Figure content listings
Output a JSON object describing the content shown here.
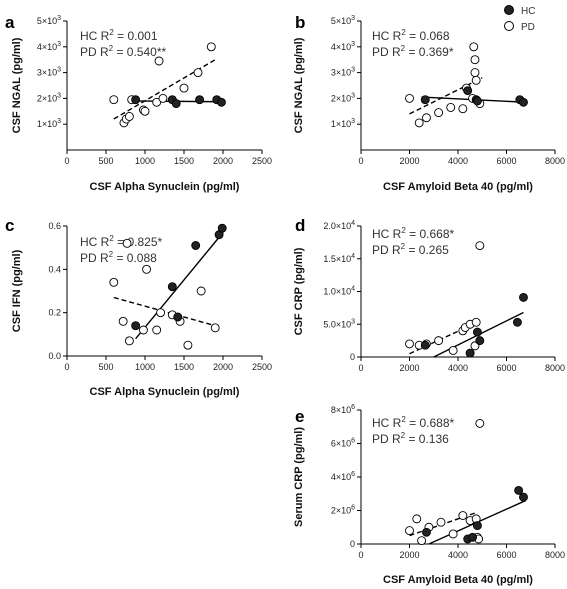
{
  "legend": {
    "items": [
      {
        "label": "HC",
        "marker": "filled"
      },
      {
        "label": "PD",
        "marker": "open"
      }
    ]
  },
  "chart_data": [
    {
      "panel": "a",
      "type": "scatter",
      "xlabel": "CSF Alpha Synuclein (pg/ml)",
      "ylabel": "CSF NGAL (pg/ml)",
      "xlim": [
        0,
        2500
      ],
      "ylim": [
        0,
        5000
      ],
      "x_ticks": [
        "0",
        "500",
        "1000",
        "1500",
        "2000",
        "2500"
      ],
      "x_tick_values": [
        0,
        500,
        1000,
        1500,
        2000,
        2500
      ],
      "y_ticks": [
        {
          "base": "1×10",
          "exp": "3",
          "value": 1000
        },
        {
          "base": "2×10",
          "exp": "3",
          "value": 2000
        },
        {
          "base": "3×10",
          "exp": "3",
          "value": 3000
        },
        {
          "base": "4×10",
          "exp": "3",
          "value": 4000
        },
        {
          "base": "5×10",
          "exp": "3",
          "value": 5000
        }
      ],
      "annotations": [
        {
          "prefix": "HC R",
          "sup": "2",
          "suffix": " = 0.001"
        },
        {
          "prefix": "PD R",
          "sup": "2",
          "suffix": " = 0.540**"
        }
      ],
      "series": [
        {
          "name": "HC",
          "x": [
            880,
            1350,
            1400,
            1700,
            1920,
            1980
          ],
          "y": [
            1950,
            1950,
            1800,
            1950,
            1950,
            1850
          ]
        },
        {
          "name": "PD",
          "x": [
            600,
            730,
            760,
            800,
            830,
            980,
            1000,
            1150,
            1180,
            1230,
            1500,
            1680,
            1850
          ],
          "y": [
            1950,
            1050,
            1200,
            1300,
            1950,
            1550,
            1500,
            1850,
            3450,
            2000,
            2400,
            3000,
            4000
          ]
        }
      ],
      "fit_lines": [
        {
          "series": "HC",
          "x": [
            850,
            2000
          ],
          "y": [
            1900,
            1870
          ],
          "style": "solid"
        },
        {
          "series": "PD",
          "x": [
            600,
            1900
          ],
          "y": [
            1200,
            3500
          ],
          "style": "dashed"
        }
      ]
    },
    {
      "panel": "b",
      "type": "scatter",
      "xlabel": "CSF Amyloid Beta 40 (pg/ml)",
      "ylabel": "CSF NGAL (pg/ml)",
      "xlim": [
        0,
        8000
      ],
      "ylim": [
        0,
        5000
      ],
      "x_ticks": [
        "0",
        "2000",
        "4000",
        "6000",
        "8000"
      ],
      "x_tick_values": [
        0,
        2000,
        4000,
        6000,
        8000
      ],
      "y_ticks": [
        {
          "base": "1×10",
          "exp": "3",
          "value": 1000
        },
        {
          "base": "2×10",
          "exp": "3",
          "value": 2000
        },
        {
          "base": "3×10",
          "exp": "3",
          "value": 3000
        },
        {
          "base": "4×10",
          "exp": "3",
          "value": 4000
        },
        {
          "base": "5×10",
          "exp": "3",
          "value": 5000
        }
      ],
      "annotations": [
        {
          "prefix": "HC R",
          "sup": "2",
          "suffix": " = 0.068"
        },
        {
          "prefix": "PD R",
          "sup": "2",
          "suffix": " = 0.369*"
        }
      ],
      "series": [
        {
          "name": "HC",
          "x": [
            2650,
            4400,
            4750,
            4800,
            6550,
            6700
          ],
          "y": [
            1950,
            2300,
            1950,
            1900,
            1950,
            1850
          ]
        },
        {
          "name": "PD",
          "x": [
            2000,
            2400,
            2700,
            3200,
            3700,
            4200,
            4350,
            4600,
            4650,
            4700,
            4700,
            4750,
            4900
          ],
          "y": [
            2000,
            1050,
            1250,
            1450,
            1650,
            1600,
            2400,
            2000,
            4000,
            3500,
            3000,
            2700,
            1800
          ]
        }
      ],
      "fit_lines": [
        {
          "series": "HC",
          "x": [
            2500,
            6800
          ],
          "y": [
            2050,
            1850
          ],
          "style": "solid"
        },
        {
          "series": "PD",
          "x": [
            2000,
            5000
          ],
          "y": [
            1400,
            2800
          ],
          "style": "dashed"
        }
      ]
    },
    {
      "panel": "c",
      "type": "scatter",
      "xlabel": "CSF Alpha Synuclein (pg/ml)",
      "ylabel": "CSF IFN (pg/ml)",
      "xlim": [
        0,
        2500
      ],
      "ylim": [
        0,
        0.6
      ],
      "x_ticks": [
        "0",
        "500",
        "1000",
        "1500",
        "2000",
        "2500"
      ],
      "x_tick_values": [
        0,
        500,
        1000,
        1500,
        2000,
        2500
      ],
      "y_ticks": [
        {
          "base": "0.0",
          "exp": "",
          "value": 0
        },
        {
          "base": "0.2",
          "exp": "",
          "value": 0.2
        },
        {
          "base": "0.4",
          "exp": "",
          "value": 0.4
        },
        {
          "base": "0.6",
          "exp": "",
          "value": 0.6
        }
      ],
      "annotations": [
        {
          "prefix": "HC R",
          "sup": "2",
          "suffix": " = 0.825*"
        },
        {
          "prefix": "PD R",
          "sup": "2",
          "suffix": " = 0.088"
        }
      ],
      "series": [
        {
          "name": "HC",
          "x": [
            880,
            1350,
            1420,
            1650,
            1950,
            1990
          ],
          "y": [
            0.14,
            0.32,
            0.18,
            0.51,
            0.56,
            0.59
          ]
        },
        {
          "name": "PD",
          "x": [
            600,
            720,
            770,
            800,
            980,
            1020,
            1150,
            1200,
            1350,
            1450,
            1550,
            1720,
            1900
          ],
          "y": [
            0.34,
            0.16,
            0.52,
            0.07,
            0.12,
            0.4,
            0.12,
            0.2,
            0.19,
            0.16,
            0.05,
            0.3,
            0.13
          ]
        }
      ],
      "fit_lines": [
        {
          "series": "HC",
          "x": [
            880,
            2000
          ],
          "y": [
            0.08,
            0.57
          ],
          "style": "solid"
        },
        {
          "series": "PD",
          "x": [
            600,
            1900
          ],
          "y": [
            0.27,
            0.14
          ],
          "style": "dashed"
        }
      ]
    },
    {
      "panel": "d",
      "type": "scatter",
      "xlabel": "",
      "ylabel": "CSF CRP (pg/ml)",
      "xlim": [
        0,
        8000
      ],
      "ylim": [
        0,
        20000
      ],
      "x_ticks": [
        "0",
        "2000",
        "4000",
        "6000",
        "8000"
      ],
      "x_tick_values": [
        0,
        2000,
        4000,
        6000,
        8000
      ],
      "y_ticks": [
        {
          "base": "0",
          "exp": "",
          "value": 0
        },
        {
          "base": "5.0×10",
          "exp": "3",
          "value": 5000
        },
        {
          "base": "1.0×10",
          "exp": "4",
          "value": 10000
        },
        {
          "base": "1.5×10",
          "exp": "4",
          "value": 15000
        },
        {
          "base": "2.0×10",
          "exp": "4",
          "value": 20000
        }
      ],
      "annotations": [
        {
          "prefix": "HC R",
          "sup": "2",
          "suffix": " = 0.668*"
        },
        {
          "prefix": "PD R",
          "sup": "2",
          "suffix": " = 0.265"
        }
      ],
      "series": [
        {
          "name": "HC",
          "x": [
            2650,
            4500,
            4800,
            4900,
            6450,
            6700
          ],
          "y": [
            1800,
            600,
            3800,
            2500,
            5300,
            9100
          ]
        },
        {
          "name": "PD",
          "x": [
            2000,
            2400,
            2700,
            3200,
            3800,
            4200,
            4300,
            4500,
            4700,
            4750,
            4900
          ],
          "y": [
            2000,
            1800,
            2000,
            2500,
            1000,
            4000,
            4500,
            5000,
            1700,
            5300,
            17000
          ]
        }
      ],
      "fit_lines": [
        {
          "series": "HC",
          "x": [
            3000,
            6700
          ],
          "y": [
            0,
            6800
          ],
          "style": "solid"
        },
        {
          "series": "PD",
          "x": [
            2000,
            4800
          ],
          "y": [
            500,
            5300
          ],
          "style": "dashed"
        }
      ]
    },
    {
      "panel": "e",
      "type": "scatter",
      "xlabel": "CSF Amyloid Beta 40 (pg/ml)",
      "ylabel": "Serum CRP (pg/ml)",
      "xlim": [
        0,
        8000
      ],
      "ylim": [
        0,
        8000000
      ],
      "x_ticks": [
        "0",
        "2000",
        "4000",
        "6000",
        "8000"
      ],
      "x_tick_values": [
        0,
        2000,
        4000,
        6000,
        8000
      ],
      "y_ticks": [
        {
          "base": "0",
          "exp": "",
          "value": 0
        },
        {
          "base": "2×10",
          "exp": "6",
          "value": 2000000
        },
        {
          "base": "4×10",
          "exp": "6",
          "value": 4000000
        },
        {
          "base": "6×10",
          "exp": "6",
          "value": 6000000
        },
        {
          "base": "8×10",
          "exp": "6",
          "value": 8000000
        }
      ],
      "annotations": [
        {
          "prefix": "HC R",
          "sup": "2",
          "suffix": " = 0.688*"
        },
        {
          "prefix": "PD R",
          "sup": "2",
          "suffix": " = 0.136"
        }
      ],
      "series": [
        {
          "name": "HC",
          "x": [
            2700,
            4400,
            4600,
            4800,
            6500,
            6700
          ],
          "y": [
            700000,
            300000,
            400000,
            1100000,
            3200000,
            2800000
          ]
        },
        {
          "name": "PD",
          "x": [
            2000,
            2300,
            2500,
            2800,
            3300,
            3800,
            4200,
            4500,
            4750,
            4800,
            4850,
            4900
          ],
          "y": [
            800000,
            1500000,
            200000,
            1000000,
            1300000,
            600000,
            1700000,
            1400000,
            1500000,
            400000,
            300000,
            7200000
          ]
        }
      ],
      "fit_lines": [
        {
          "series": "HC",
          "x": [
            2800,
            6800
          ],
          "y": [
            0,
            2600000
          ],
          "style": "solid"
        },
        {
          "series": "PD",
          "x": [
            2000,
            4800
          ],
          "y": [
            500000,
            1900000
          ],
          "style": "dashed"
        }
      ]
    }
  ]
}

• **Written instruction**: Collect from the data above every line that includes "ylabel".

• **Exercise result**:
      "ylabel": "CSF NGAL (pg/ml)",
      "ylabel": "CSF NGAL (pg/ml)",
      "ylabel": "CSF IFN (pg/ml)",
      "ylabel": "CSF CRP (pg/ml)",
      "ylabel": "Serum CRP (pg/ml)",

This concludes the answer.